--- Begin Supplied records ---
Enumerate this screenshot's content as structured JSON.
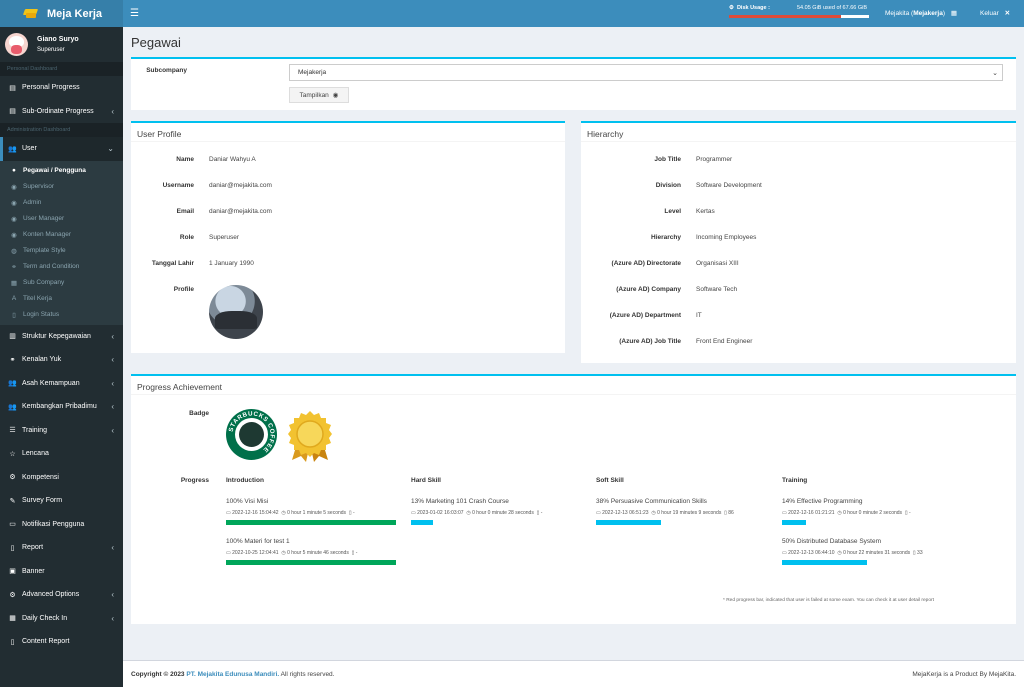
{
  "app": {
    "brand": "Meja Kerja"
  },
  "user_panel": {
    "name": "Giano Suryo",
    "role": "Superuser"
  },
  "sidebar": {
    "section_personal": "Personal Dashboard",
    "personal_progress": "Personal Progress",
    "subordinate_progress": "Sub-Ordinate Progress",
    "section_admin": "Administration Dashboard",
    "user": "User",
    "sub_items": [
      "Pegawai / Pengguna",
      "Supervisor",
      "Admin",
      "User Manager",
      "Konten Manager",
      "Template Style",
      "Term and Condition",
      "Sub Company",
      "Titel Kerja",
      "Login Status"
    ],
    "items": [
      "Struktur Kepegawaian",
      "Kenalan Yuk",
      "Asah Kemampuan",
      "Kembangkan Pribadimu",
      "Training",
      "Lencana",
      "Kompetensi",
      "Survey Form",
      "Notifikasi Pengguna",
      "Report",
      "Banner",
      "Advanced Options",
      "Daily Check In",
      "Content Report"
    ]
  },
  "header": {
    "disk_label": "Disk Usage :",
    "disk_value": "54.05 GiB used of 67.66 GiB",
    "disk_fraction": 0.799,
    "user_prefix": "Mejakita (",
    "user_bold": "Mejakerja",
    "user_suffix": ")",
    "logout": "Keluar"
  },
  "page": {
    "title": "Pegawai"
  },
  "filter": {
    "label": "Subcompany",
    "selected": "Mejakerja",
    "button": "Tampilkan"
  },
  "user_profile": {
    "title": "User Profile",
    "fields": [
      {
        "label": "Name",
        "value": "Daniar Wahyu A"
      },
      {
        "label": "Username",
        "value": "daniar@mejakita.com"
      },
      {
        "label": "Email",
        "value": "daniar@mejakita.com"
      },
      {
        "label": "Role",
        "value": "Superuser"
      },
      {
        "label": "Tanggal Lahir",
        "value": "1 January 1990"
      },
      {
        "label": "Profile",
        "value": ""
      }
    ]
  },
  "hierarchy": {
    "title": "Hierarchy",
    "fields": [
      {
        "label": "Job Title",
        "value": "Programmer"
      },
      {
        "label": "Division",
        "value": "Software Development"
      },
      {
        "label": "Level",
        "value": "Kertas"
      },
      {
        "label": "Hierarchy",
        "value": "Incoming Employees"
      },
      {
        "label": "(Azure AD) Directorate",
        "value": "Organisasi XIII"
      },
      {
        "label": "(Azure AD) Company",
        "value": "Software Tech"
      },
      {
        "label": "(Azure AD) Department",
        "value": "IT"
      },
      {
        "label": "(Azure AD) Job Title",
        "value": "Front End Engineer"
      }
    ]
  },
  "progress": {
    "title": "Progress Achievement",
    "badge_label": "Badge",
    "badge_text": "STARBUCKS COFFEE",
    "progress_label": "Progress",
    "columns": [
      {
        "title": "Introduction",
        "items": [
          {
            "title": "100% Visi Misi",
            "date": "2022-12-16 15:04:42",
            "duration": "0 hour 1 minute 5 seconds",
            "count": "-",
            "percent": 100,
            "color": "#00a65a"
          },
          {
            "title": "100% Materi for test 1",
            "date": "2022-10-25 12:04:41",
            "duration": "0 hour 5 minute 46 seconds",
            "count": "-",
            "percent": 100,
            "color": "#00a65a"
          }
        ]
      },
      {
        "title": "Hard Skill",
        "items": [
          {
            "title": "13% Marketing 101 Crash Course",
            "date": "2023-01-02 16:03:07",
            "duration": "0 hour 0 minute 28 seconds",
            "count": "-",
            "percent": 13,
            "color": "#00c0ef"
          }
        ]
      },
      {
        "title": "Soft Skill",
        "items": [
          {
            "title": "38% Persuasive Communication Skills",
            "date": "2022-12-13 06:51:23",
            "duration": "0 hour 19 minutes 9 seconds",
            "count": "86",
            "percent": 38,
            "color": "#00c0ef"
          }
        ]
      },
      {
        "title": "Training",
        "items": [
          {
            "title": "14% Effective Programming",
            "date": "2022-12-16 01:21:21",
            "duration": "0 hour 0 minute 2 seconds",
            "count": "-",
            "percent": 14,
            "color": "#00c0ef"
          },
          {
            "title": "50% Distributed Database System",
            "date": "2022-12-13 06:44:10",
            "duration": "0 hour 22 minutes 31 seconds",
            "count": "33",
            "percent": 50,
            "color": "#00c0ef"
          }
        ]
      }
    ],
    "note": "* Red progress bar, indicated that user is failed at some exam. You can check it at user detail report"
  },
  "footer": {
    "copyright": "Copyright © 2023",
    "company": "PT. Mejakita Edunusa Mandiri.",
    "rights": "All rights reserved.",
    "product": "MejaKerja is a Product By MejaKita."
  }
}
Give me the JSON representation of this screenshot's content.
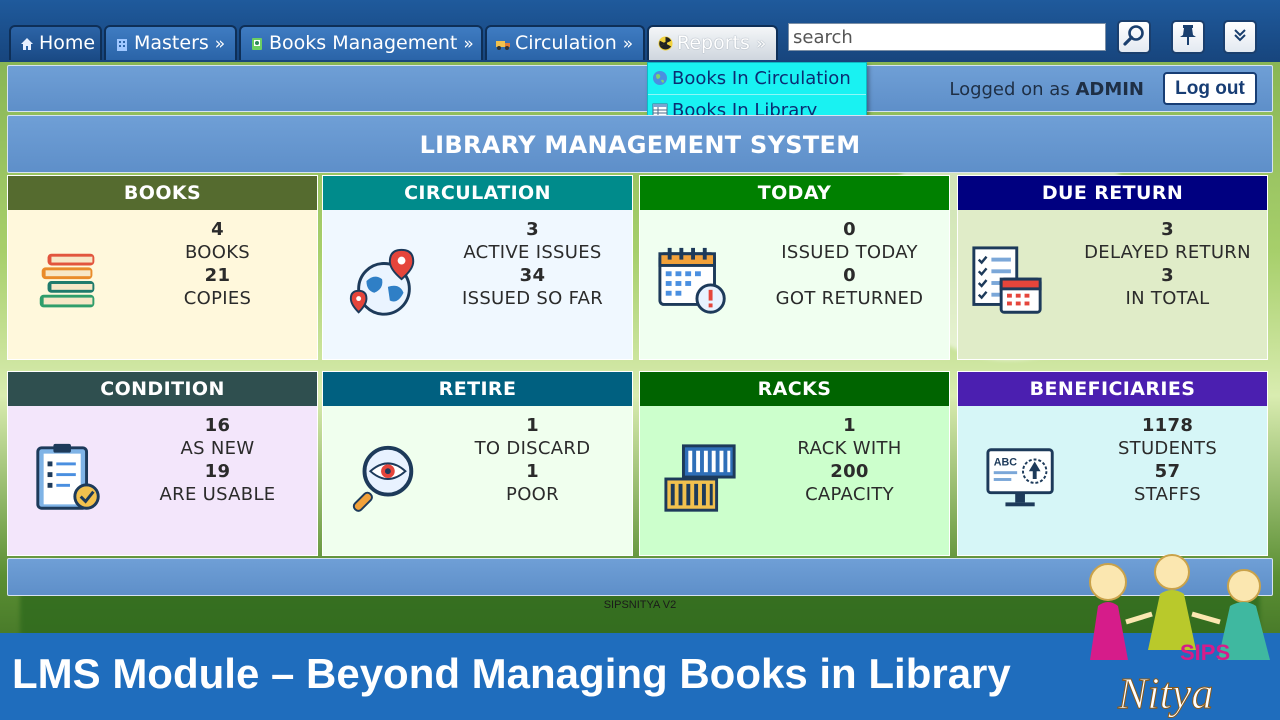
{
  "nav": {
    "tabs": [
      {
        "label": "Home",
        "icon": "home-icon"
      },
      {
        "label": "Masters",
        "icon": "building-icon"
      },
      {
        "label": "Books Management",
        "icon": "book-icon"
      },
      {
        "label": "Circulation",
        "icon": "truck-icon"
      },
      {
        "label": "Reports",
        "icon": "radiation-icon"
      }
    ],
    "arrow": "»",
    "search_placeholder": "search"
  },
  "reports_menu": {
    "items": [
      {
        "label": "Books In Circulation",
        "icon": "globe-icon"
      },
      {
        "label": "Books In Library",
        "icon": "table-icon"
      }
    ]
  },
  "session": {
    "prefix": "Logged on as",
    "user": "ADMIN",
    "logout_label": "Log out"
  },
  "page_title": "LIBRARY MANAGEMENT SYSTEM",
  "cards": [
    {
      "title": "BOOKS",
      "head_color": "#556b2f",
      "body_color": "#fff8dc",
      "icon": "books-stack-icon",
      "n1": "4",
      "l1": "BOOKS",
      "n2": "21",
      "l2": "COPIES"
    },
    {
      "title": "CIRCULATION",
      "head_color": "#008b8b",
      "body_color": "#f0f8ff",
      "icon": "world-map-pin-icon",
      "n1": "3",
      "l1": "ACTIVE ISSUES",
      "n2": "34",
      "l2": "ISSUED SO FAR"
    },
    {
      "title": "TODAY",
      "head_color": "#008000",
      "body_color": "#f0fff0",
      "icon": "calendar-alert-icon",
      "n1": "0",
      "l1": "ISSUED TODAY",
      "n2": "0",
      "l2": "GOT RETURNED"
    },
    {
      "title": "DUE RETURN",
      "head_color": "#000080",
      "body_color": "#e0ecc8",
      "icon": "checklist-calendar-icon",
      "n1": "3",
      "l1": "DELAYED RETURN",
      "n2": "3",
      "l2": "IN TOTAL"
    },
    {
      "title": "CONDITION",
      "head_color": "#2f4f4f",
      "body_color": "#f3e6fb",
      "icon": "clipboard-check-icon",
      "n1": "16",
      "l1": "AS NEW",
      "n2": "19",
      "l2": "ARE USABLE"
    },
    {
      "title": "RETIRE",
      "head_color": "#006080",
      "body_color": "#f0ffee",
      "icon": "magnifier-eye-icon",
      "n1": "1",
      "l1": "TO DISCARD",
      "n2": "1",
      "l2": "POOR"
    },
    {
      "title": "RACKS",
      "head_color": "#006400",
      "body_color": "#ccffcc",
      "icon": "containers-icon",
      "n1": "1",
      "l1": "RACK WITH",
      "n2": "200",
      "l2": "CAPACITY"
    },
    {
      "title": "BENEFICIARIES",
      "head_color": "#4b1fb0",
      "body_color": "#d6f6f7",
      "icon": "monitor-abc-icon",
      "n1": "1178",
      "l1": "STUDENTS",
      "n2": "57",
      "l2": "STAFFS"
    }
  ],
  "version": "SIPSNITYA V2",
  "banner": {
    "text": "LMS Module – Beyond Managing Books in Library"
  },
  "logo": {
    "word1": "SIPS",
    "word2": "Nitya"
  }
}
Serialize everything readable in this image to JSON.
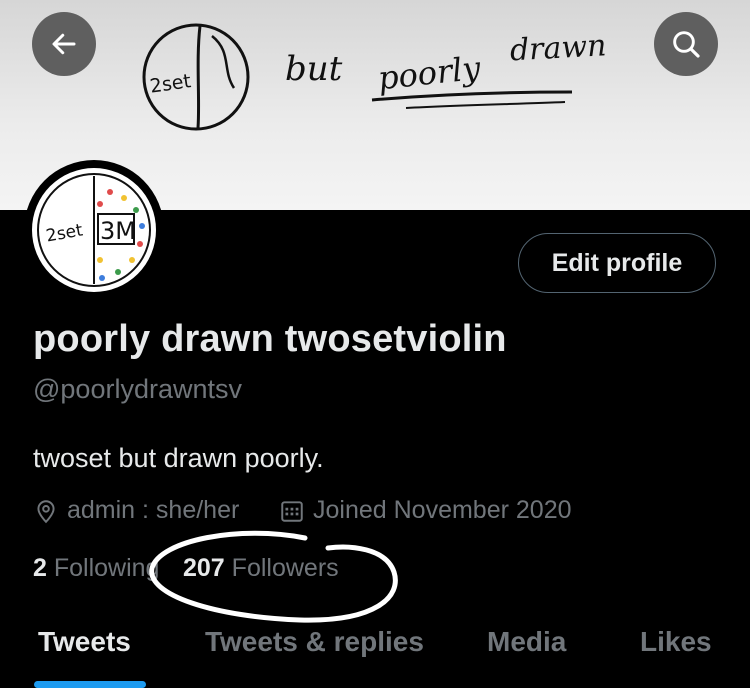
{
  "header": {
    "banner_text_1": "2set",
    "banner_text_2": "but",
    "banner_text_3": "poorly",
    "banner_text_4": "drawn"
  },
  "avatar": {
    "text_left": "2set",
    "text_right": "3M"
  },
  "edit_profile_label": "Edit profile",
  "profile": {
    "name": "poorly drawn twosetviolin",
    "handle": "@poorlydrawntsv",
    "bio": "twoset but drawn poorly.",
    "location": "admin : she/her",
    "joined": "Joined November 2020"
  },
  "stats": {
    "following_count": "2",
    "following_label": "Following",
    "followers_count": "207",
    "followers_label": "Followers"
  },
  "tabs": [
    "Tweets",
    "Tweets & replies",
    "Media",
    "Likes"
  ],
  "colors": {
    "accent": "#1d9bf0",
    "text_primary": "#e7e9ea",
    "text_secondary": "#71767b",
    "background": "#000000"
  }
}
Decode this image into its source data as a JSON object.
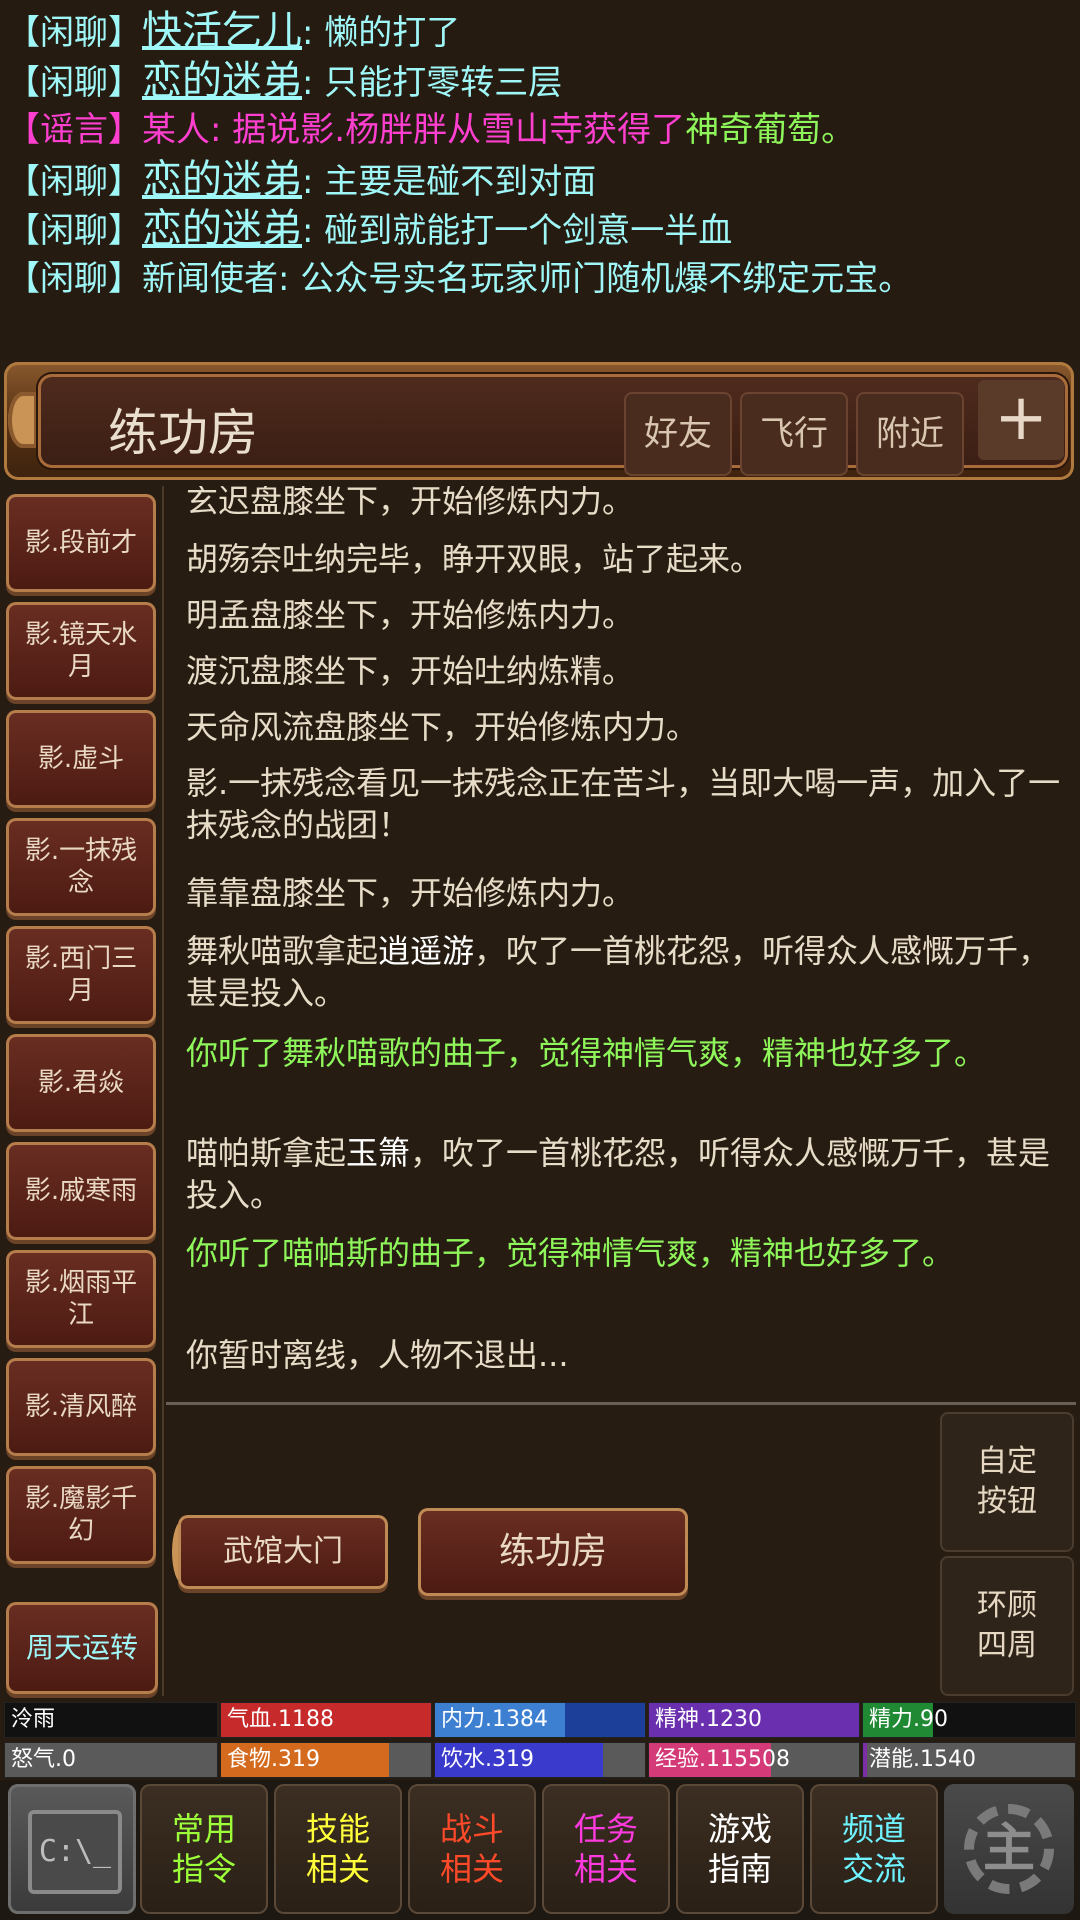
{
  "chat": [
    {
      "tag": "【闲聊】",
      "name": "快活乞儿",
      "text": ": 懒的打了"
    },
    {
      "tag": "【闲聊】",
      "name": "恋的迷弟",
      "text": ": 只能打零转三层"
    },
    {
      "tag": "【谣言】",
      "name": "某人",
      "text": ": 据说影.杨胖胖从雪山寺获得了",
      "item": "神奇葡萄。"
    },
    {
      "tag": "【闲聊】",
      "name": "恋的迷弟",
      "text": ": 主要是碰不到对面"
    },
    {
      "tag": "【闲聊】",
      "name": "恋的迷弟",
      "text": ": 碰到就能打一个剑意一半血"
    },
    {
      "tag": "【闲聊】",
      "name": "新闻使者",
      "text": ": 公众号实名玩家师门随机爆不绑定元宝。"
    }
  ],
  "room": {
    "title": "练功房",
    "buttons": [
      "好友",
      "飞行",
      "附近",
      "+"
    ]
  },
  "npcs": [
    "影.段前才",
    "影.镜天水月",
    "影.虚斗",
    "影.一抹残念",
    "影.西门三月",
    "影.君焱",
    "影.戚寒雨",
    "影.烟雨平江",
    "影.清风醉",
    "影.魔影千幻"
  ],
  "zhoutian_label": "周天运转",
  "log": [
    {
      "text": "玄迟盘膝坐下，开始修炼内力。"
    },
    {
      "text": "胡殇奈吐纳完毕，睁开双眼，站了起来。"
    },
    {
      "text": "明孟盘膝坐下，开始修炼内力。"
    },
    {
      "text": "渡沉盘膝坐下，开始吐纳炼精。"
    },
    {
      "text": "天命风流盘膝坐下，开始修炼内力。"
    },
    {
      "text": "影.一抹残念看见一抹残念正在苦斗，当即大喝一声，加入了一抹残念的战团！"
    },
    {
      "text": "靠靠盘膝坐下，开始修炼内力。"
    },
    {
      "pre": "舞秋喵歌拿起",
      "hl": "逍遥游",
      "post": "，吹了一首桃花怨，听得众人感慨万千，甚是投入。"
    },
    {
      "text": "你听了舞秋喵歌的曲子，觉得神情气爽，精神也好多了。",
      "green": true
    },
    {
      "pre": "喵帕斯拿起",
      "hl": "玉箫",
      "post": "，吹了一首桃花怨，听得众人感慨万千，甚是投入。"
    },
    {
      "text": "你听了喵帕斯的曲子，觉得神情气爽，精神也好多了。",
      "green": true
    },
    {
      "text": "你暂时离线，人物不退出..."
    }
  ],
  "exits": {
    "west": "武馆大门",
    "center": "练功房"
  },
  "side_buttons": [
    "自定\n按钮",
    "环顾\n四周"
  ],
  "stats": [
    {
      "label": "泠雨",
      "fill": 0.0,
      "color": "#000000",
      "bg": "#111111"
    },
    {
      "label": "气血.1188",
      "fill": 1.0,
      "color": "#c62a2a",
      "bg": "#5a5a5a"
    },
    {
      "label": "内力.1384",
      "fill": 0.62,
      "color": "#3d7fd0",
      "bg": "#1c3f9a",
      "fill2": 0.92
    },
    {
      "label": "精神.1230",
      "fill": 1.0,
      "color": "#6a2fae",
      "bg": "#5a5a5a"
    },
    {
      "label": "精力.90",
      "fill": 0.33,
      "color": "#1f8a33",
      "bg": "#111111"
    },
    {
      "label": "怒气.0",
      "fill": 0.0,
      "color": "#5a5a5a",
      "bg": "#5a5a5a"
    },
    {
      "label": "食物.319",
      "fill": 0.8,
      "color": "#d46a1e",
      "bg": "#5a5a5a"
    },
    {
      "label": "饮水.319",
      "fill": 0.8,
      "color": "#3a3acc",
      "bg": "#5a5a5a"
    },
    {
      "label": "经验.115508",
      "fill": 0.58,
      "color": "#d43a78",
      "bg": "#5a5a5a"
    },
    {
      "label": "潜能.1540",
      "fill": 0.02,
      "color": "#7a2fa8",
      "bg": "#5a5a5a"
    }
  ],
  "nav": [
    {
      "label": "常用\n指令",
      "color": "#9dff3a"
    },
    {
      "label": "技能\n相关",
      "color": "#ffff3a"
    },
    {
      "label": "战斗\n相关",
      "color": "#ff4a2a"
    },
    {
      "label": "任务\n相关",
      "color": "#ff3adf"
    },
    {
      "label": "游戏\n指南",
      "color": "#ffffff"
    },
    {
      "label": "频道\n交流",
      "color": "#6ff2ff"
    }
  ],
  "cmd_icon_text": "C:\\_",
  "gear_icon_text": "主"
}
--- End Supplied records ---
The exercise = From the material above, count the lines that include "精神也好多了" and give only the total.

Full solution = 2